[START Supplied records]
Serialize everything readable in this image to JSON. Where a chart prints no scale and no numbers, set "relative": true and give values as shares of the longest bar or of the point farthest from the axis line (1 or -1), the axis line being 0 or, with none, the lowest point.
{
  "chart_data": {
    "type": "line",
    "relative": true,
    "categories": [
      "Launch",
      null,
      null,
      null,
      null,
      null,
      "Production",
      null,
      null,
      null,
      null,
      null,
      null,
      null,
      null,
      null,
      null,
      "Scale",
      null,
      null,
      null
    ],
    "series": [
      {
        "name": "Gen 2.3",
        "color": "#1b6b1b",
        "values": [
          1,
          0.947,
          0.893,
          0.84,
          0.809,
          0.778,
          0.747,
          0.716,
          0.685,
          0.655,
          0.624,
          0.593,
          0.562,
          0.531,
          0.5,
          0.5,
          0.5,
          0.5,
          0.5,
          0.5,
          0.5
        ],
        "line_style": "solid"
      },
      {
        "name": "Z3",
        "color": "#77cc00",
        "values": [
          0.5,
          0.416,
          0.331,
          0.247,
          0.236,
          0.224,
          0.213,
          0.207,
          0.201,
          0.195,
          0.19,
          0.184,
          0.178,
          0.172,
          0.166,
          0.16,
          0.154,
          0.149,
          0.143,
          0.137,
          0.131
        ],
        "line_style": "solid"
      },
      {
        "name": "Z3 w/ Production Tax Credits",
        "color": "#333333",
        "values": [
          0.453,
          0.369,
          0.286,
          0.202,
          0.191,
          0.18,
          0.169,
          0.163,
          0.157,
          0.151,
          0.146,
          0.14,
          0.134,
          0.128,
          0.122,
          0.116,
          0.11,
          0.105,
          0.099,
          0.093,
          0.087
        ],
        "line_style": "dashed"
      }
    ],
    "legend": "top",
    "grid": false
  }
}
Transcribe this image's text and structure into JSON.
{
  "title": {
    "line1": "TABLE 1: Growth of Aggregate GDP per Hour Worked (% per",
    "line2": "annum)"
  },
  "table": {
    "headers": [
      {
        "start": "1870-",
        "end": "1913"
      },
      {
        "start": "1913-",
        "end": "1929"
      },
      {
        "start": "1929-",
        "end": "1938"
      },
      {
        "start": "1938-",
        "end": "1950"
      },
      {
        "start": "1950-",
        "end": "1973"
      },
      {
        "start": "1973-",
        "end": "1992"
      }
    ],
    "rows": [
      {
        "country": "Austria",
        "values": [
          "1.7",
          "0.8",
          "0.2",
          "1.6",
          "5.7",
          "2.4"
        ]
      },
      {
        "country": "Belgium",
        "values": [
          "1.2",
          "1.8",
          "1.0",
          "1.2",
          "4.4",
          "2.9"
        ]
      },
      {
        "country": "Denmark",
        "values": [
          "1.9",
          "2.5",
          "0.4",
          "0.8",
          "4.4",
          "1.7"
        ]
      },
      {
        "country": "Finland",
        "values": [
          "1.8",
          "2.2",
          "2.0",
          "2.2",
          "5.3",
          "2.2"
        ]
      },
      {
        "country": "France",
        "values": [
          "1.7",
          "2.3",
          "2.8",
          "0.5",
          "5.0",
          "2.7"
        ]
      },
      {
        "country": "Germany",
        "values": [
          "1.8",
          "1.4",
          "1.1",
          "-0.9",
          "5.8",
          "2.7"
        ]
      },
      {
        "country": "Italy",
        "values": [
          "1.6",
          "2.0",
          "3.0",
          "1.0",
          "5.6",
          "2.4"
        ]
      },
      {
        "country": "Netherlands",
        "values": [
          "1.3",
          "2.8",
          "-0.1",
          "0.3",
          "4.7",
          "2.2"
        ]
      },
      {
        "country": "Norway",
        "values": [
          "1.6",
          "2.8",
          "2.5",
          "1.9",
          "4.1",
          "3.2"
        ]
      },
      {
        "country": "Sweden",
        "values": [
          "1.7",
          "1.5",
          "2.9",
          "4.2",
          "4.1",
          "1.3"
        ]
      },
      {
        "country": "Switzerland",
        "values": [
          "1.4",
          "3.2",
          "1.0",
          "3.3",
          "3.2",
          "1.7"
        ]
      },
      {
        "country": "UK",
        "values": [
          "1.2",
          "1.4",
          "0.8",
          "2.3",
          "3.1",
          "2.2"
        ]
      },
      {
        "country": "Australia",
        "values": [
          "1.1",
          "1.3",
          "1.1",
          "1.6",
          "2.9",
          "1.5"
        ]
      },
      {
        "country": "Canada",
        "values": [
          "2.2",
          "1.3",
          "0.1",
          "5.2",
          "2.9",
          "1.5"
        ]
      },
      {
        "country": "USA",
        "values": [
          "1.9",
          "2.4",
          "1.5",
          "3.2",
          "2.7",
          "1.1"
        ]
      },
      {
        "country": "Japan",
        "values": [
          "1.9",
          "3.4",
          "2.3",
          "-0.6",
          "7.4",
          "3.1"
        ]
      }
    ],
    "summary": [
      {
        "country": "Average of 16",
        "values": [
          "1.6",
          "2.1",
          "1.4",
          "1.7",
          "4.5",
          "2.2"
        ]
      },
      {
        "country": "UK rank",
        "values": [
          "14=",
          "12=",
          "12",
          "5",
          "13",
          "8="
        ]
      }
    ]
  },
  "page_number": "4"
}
[END Supplied records]
_What to do_
Quote all the records. Keep every word exact.

_Full solution_
Serialize everything readable in this image to JSON. Where a chart prints no scale and no numbers, set "relative": true and give values as shares of the longest bar or of the point farthest from the axis line (1 or -1), the axis line being 0 or, with none, the lowest point.
{
  "chart_data": {
    "type": "line",
    "relative": true,
    "categories": [
      "Launch",
      null,
      null,
      null,
      null,
      null,
      "Production",
      null,
      null,
      null,
      null,
      null,
      null,
      null,
      null,
      null,
      null,
      "Scale",
      null,
      null,
      null
    ],
    "series": [
      {
        "name": "Gen 2.3",
        "color": "#1b6b1b",
        "values": [
          1,
          0.947,
          0.893,
          0.84,
          0.809,
          0.778,
          0.747,
          0.716,
          0.685,
          0.655,
          0.624,
          0.593,
          0.562,
          0.531,
          0.5,
          0.5,
          0.5,
          0.5,
          0.5,
          0.5,
          0.5
        ],
        "line_style": "solid"
      },
      {
        "name": "Z3",
        "color": "#77cc00",
        "values": [
          0.5,
          0.416,
          0.331,
          0.247,
          0.236,
          0.224,
          0.213,
          0.207,
          0.201,
          0.195,
          0.19,
          0.184,
          0.178,
          0.172,
          0.166,
          0.16,
          0.154,
          0.149,
          0.143,
          0.137,
          0.131
        ],
        "line_style": "solid"
      },
      {
        "name": "Z3 w/ Production Tax Credits",
        "color": "#333333",
        "values": [
          0.453,
          0.369,
          0.286,
          0.202,
          0.191,
          0.18,
          0.169,
          0.163,
          0.157,
          0.151,
          0.146,
          0.14,
          0.134,
          0.128,
          0.122,
          0.116,
          0.11,
          0.105,
          0.099,
          0.093,
          0.087
        ],
        "line_style": "dashed"
      }
    ],
    "legend": "top",
    "grid": false
  }
}
Transcribe this image's text and structure into JSON.
{
  "title": {
    "line1": "TABLE 1: Growth of Aggregate GDP per Hour Worked (% per",
    "line2": "annum)"
  },
  "table": {
    "headers": [
      {
        "start": "1870-",
        "end": "1913"
      },
      {
        "start": "1913-",
        "end": "1929"
      },
      {
        "start": "1929-",
        "end": "1938"
      },
      {
        "start": "1938-",
        "end": "1950"
      },
      {
        "start": "1950-",
        "end": "1973"
      },
      {
        "start": "1973-",
        "end": "1992"
      }
    ],
    "rows": [
      {
        "country": "Austria",
        "values": [
          "1.7",
          "0.8",
          "0.2",
          "1.6",
          "5.7",
          "2.4"
        ]
      },
      {
        "country": "Belgium",
        "values": [
          "1.2",
          "1.8",
          "1.0",
          "1.2",
          "4.4",
          "2.9"
        ]
      },
      {
        "country": "Denmark",
        "values": [
          "1.9",
          "2.5",
          "0.4",
          "0.8",
          "4.4",
          "1.7"
        ]
      },
      {
        "country": "Finland",
        "values": [
          "1.8",
          "2.2",
          "2.0",
          "2.2",
          "5.3",
          "2.2"
        ]
      },
      {
        "country": "France",
        "values": [
          "1.7",
          "2.3",
          "2.8",
          "0.5",
          "5.0",
          "2.7"
        ]
      },
      {
        "country": "Germany",
        "values": [
          "1.8",
          "1.4",
          "1.1",
          "-0.9",
          "5.8",
          "2.7"
        ]
      },
      {
        "country": "Italy",
        "values": [
          "1.6",
          "2.0",
          "3.0",
          "1.0",
          "5.6",
          "2.4"
        ]
      },
      {
        "country": "Netherlands",
        "values": [
          "1.3",
          "2.8",
          "-0.1",
          "0.3",
          "4.7",
          "2.2"
        ]
      },
      {
        "country": "Norway",
        "values": [
          "1.6",
          "2.8",
          "2.5",
          "1.9",
          "4.1",
          "3.2"
        ]
      },
      {
        "country": "Sweden",
        "values": [
          "1.7",
          "1.5",
          "2.9",
          "4.2",
          "4.1",
          "1.3"
        ]
      },
      {
        "country": "Switzerland",
        "values": [
          "1.4",
          "3.2",
          "1.0",
          "3.3",
          "3.2",
          "1.7"
        ]
      },
      {
        "country": "UK",
        "values": [
          "1.2",
          "1.4",
          "0.8",
          "2.3",
          "3.1",
          "2.2"
        ]
      },
      {
        "country": "Australia",
        "values": [
          "1.1",
          "1.3",
          "1.1",
          "1.6",
          "2.9",
          "1.5"
        ]
      },
      {
        "country": "Canada",
        "values": [
          "2.2",
          "1.3",
          "0.1",
          "5.2",
          "2.9",
          "1.5"
        ]
      },
      {
        "country": "USA",
        "values": [
          "1.9",
          "2.4",
          "1.5",
          "3.2",
          "2.7",
          "1.1"
        ]
      },
      {
        "country": "Japan",
        "values": [
          "1.9",
          "3.4",
          "2.3",
          "-0.6",
          "7.4",
          "3.1"
        ]
      }
    ],
    "summary": [
      {
        "country": "Average of 16",
        "values": [
          "1.6",
          "2.1",
          "1.4",
          "1.7",
          "4.5",
          "2.2"
        ]
      },
      {
        "country": "UK rank",
        "values": [
          "14=",
          "12=",
          "12",
          "5",
          "13",
          "8="
        ]
      }
    ]
  },
  "page_number": "4"
}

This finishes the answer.